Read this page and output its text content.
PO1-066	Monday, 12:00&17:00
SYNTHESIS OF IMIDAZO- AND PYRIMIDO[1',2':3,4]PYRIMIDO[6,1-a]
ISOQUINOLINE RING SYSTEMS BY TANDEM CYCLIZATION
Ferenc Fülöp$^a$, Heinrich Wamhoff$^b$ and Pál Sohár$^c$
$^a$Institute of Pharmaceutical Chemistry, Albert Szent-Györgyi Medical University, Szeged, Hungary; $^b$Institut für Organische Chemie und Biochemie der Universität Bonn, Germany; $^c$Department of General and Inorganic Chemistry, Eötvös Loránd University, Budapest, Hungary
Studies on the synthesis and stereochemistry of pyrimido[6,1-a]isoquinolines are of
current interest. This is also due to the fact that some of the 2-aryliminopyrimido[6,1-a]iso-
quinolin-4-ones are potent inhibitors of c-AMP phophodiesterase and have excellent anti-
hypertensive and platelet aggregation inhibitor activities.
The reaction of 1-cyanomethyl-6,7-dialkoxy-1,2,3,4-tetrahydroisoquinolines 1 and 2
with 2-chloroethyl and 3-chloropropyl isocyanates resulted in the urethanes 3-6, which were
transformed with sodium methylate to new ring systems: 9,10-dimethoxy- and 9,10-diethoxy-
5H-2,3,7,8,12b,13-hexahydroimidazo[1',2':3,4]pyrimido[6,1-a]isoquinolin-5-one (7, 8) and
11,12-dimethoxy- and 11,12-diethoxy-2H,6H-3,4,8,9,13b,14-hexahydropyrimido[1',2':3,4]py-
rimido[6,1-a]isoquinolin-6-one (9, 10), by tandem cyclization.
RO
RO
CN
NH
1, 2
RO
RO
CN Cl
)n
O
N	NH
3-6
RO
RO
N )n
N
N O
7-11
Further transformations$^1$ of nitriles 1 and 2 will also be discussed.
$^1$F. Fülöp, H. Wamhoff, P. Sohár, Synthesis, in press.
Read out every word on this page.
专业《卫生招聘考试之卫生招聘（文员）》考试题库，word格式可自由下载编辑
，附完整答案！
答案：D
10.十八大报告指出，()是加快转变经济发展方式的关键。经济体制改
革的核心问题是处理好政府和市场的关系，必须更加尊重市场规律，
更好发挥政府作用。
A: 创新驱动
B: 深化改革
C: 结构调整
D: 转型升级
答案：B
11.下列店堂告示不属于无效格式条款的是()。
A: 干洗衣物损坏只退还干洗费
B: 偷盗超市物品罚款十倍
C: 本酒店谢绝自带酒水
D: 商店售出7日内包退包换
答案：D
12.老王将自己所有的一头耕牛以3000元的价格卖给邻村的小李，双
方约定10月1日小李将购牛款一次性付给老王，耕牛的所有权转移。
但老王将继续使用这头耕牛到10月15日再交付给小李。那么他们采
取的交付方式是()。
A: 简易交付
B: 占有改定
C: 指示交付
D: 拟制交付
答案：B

**Goal of the exercise:**
From the line containing "Read out every word on this page." through the final line of the listing above, retype every line exactly; leave out everything else.

**Expected answer:**
Read out every word on this page.
专业《卫生招聘考试之卫生招聘（文员）》考试题库，word格式可自由下载编辑
，附完整答案！
答案：D
10.十八大报告指出，()是加快转变经济发展方式的关键。经济体制改
革的核心问题是处理好政府和市场的关系，必须更加尊重市场规律，
更好发挥政府作用。
A: 创新驱动
B: 深化改革
C: 结构调整
D: 转型升级
答案：B
11.下列店堂告示不属于无效格式条款的是()。
A: 干洗衣物损坏只退还干洗费
B: 偷盗超市物品罚款十倍
C: 本酒店谢绝自带酒水
D: 商店售出7日内包退包换
答案：D
12.老王将自己所有的一头耕牛以3000元的价格卖给邻村的小李，双
方约定10月1日小李将购牛款一次性付给老王，耕牛的所有权转移。
但老王将继续使用这头耕牛到10月15日再交付给小李。那么他们采
取的交付方式是()。
A: 简易交付
B: 占有改定
C: 指示交付
D: 拟制交付
答案：B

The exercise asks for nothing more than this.